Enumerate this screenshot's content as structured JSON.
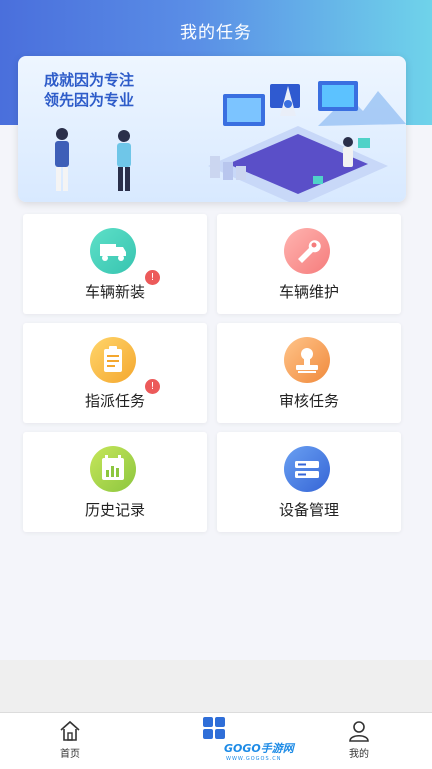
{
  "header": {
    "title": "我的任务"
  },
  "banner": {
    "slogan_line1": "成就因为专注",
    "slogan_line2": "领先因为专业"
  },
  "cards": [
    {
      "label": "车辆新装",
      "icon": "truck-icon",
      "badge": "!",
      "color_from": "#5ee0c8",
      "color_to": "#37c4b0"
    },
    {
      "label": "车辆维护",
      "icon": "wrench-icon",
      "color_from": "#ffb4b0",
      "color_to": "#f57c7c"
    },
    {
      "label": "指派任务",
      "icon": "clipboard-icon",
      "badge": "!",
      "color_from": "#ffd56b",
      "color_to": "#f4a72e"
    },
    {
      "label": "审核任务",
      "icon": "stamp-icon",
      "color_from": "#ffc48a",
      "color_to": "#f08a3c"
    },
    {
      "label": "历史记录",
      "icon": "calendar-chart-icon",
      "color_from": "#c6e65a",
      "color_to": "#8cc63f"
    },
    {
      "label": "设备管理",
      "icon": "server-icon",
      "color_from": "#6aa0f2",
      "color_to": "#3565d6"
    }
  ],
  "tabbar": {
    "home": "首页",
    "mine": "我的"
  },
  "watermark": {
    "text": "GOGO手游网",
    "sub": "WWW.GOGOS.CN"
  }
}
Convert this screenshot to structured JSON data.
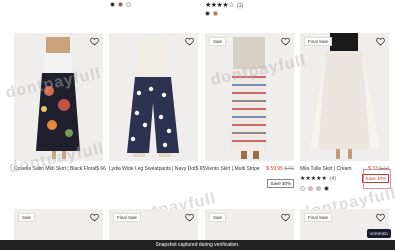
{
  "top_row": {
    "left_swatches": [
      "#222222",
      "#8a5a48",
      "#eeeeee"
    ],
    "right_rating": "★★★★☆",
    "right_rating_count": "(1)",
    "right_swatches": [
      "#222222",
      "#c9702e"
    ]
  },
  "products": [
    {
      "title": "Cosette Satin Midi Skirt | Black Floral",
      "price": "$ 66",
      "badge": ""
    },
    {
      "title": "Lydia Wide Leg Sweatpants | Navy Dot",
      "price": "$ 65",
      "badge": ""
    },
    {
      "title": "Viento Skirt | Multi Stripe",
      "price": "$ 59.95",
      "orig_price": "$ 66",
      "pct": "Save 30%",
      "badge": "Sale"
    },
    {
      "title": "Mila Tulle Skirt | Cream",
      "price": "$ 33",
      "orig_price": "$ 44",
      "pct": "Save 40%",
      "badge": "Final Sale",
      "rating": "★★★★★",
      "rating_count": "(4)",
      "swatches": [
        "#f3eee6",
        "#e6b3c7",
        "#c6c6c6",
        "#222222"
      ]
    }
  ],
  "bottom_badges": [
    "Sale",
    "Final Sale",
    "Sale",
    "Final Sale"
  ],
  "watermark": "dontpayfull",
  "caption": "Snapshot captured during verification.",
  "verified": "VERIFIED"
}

...

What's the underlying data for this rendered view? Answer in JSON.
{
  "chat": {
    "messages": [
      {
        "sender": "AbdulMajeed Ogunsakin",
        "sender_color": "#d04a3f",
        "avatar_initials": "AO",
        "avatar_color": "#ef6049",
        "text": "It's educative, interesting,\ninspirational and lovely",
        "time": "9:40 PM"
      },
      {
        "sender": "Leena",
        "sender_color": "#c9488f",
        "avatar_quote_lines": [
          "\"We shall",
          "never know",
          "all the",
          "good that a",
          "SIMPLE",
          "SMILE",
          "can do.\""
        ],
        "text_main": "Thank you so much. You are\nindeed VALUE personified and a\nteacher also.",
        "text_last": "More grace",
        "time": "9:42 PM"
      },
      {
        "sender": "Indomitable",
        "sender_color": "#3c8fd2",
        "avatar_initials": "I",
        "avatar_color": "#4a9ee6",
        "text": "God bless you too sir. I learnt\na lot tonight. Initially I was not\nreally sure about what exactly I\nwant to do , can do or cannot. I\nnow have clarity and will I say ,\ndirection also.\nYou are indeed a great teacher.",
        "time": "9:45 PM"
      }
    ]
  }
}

Set exercise:
Copy all lines from the entries that contain the word "structured".

Response to the exercise:
Enumerate this screenshot's content as structured JSON.
Convert this screenshot to structured JSON data.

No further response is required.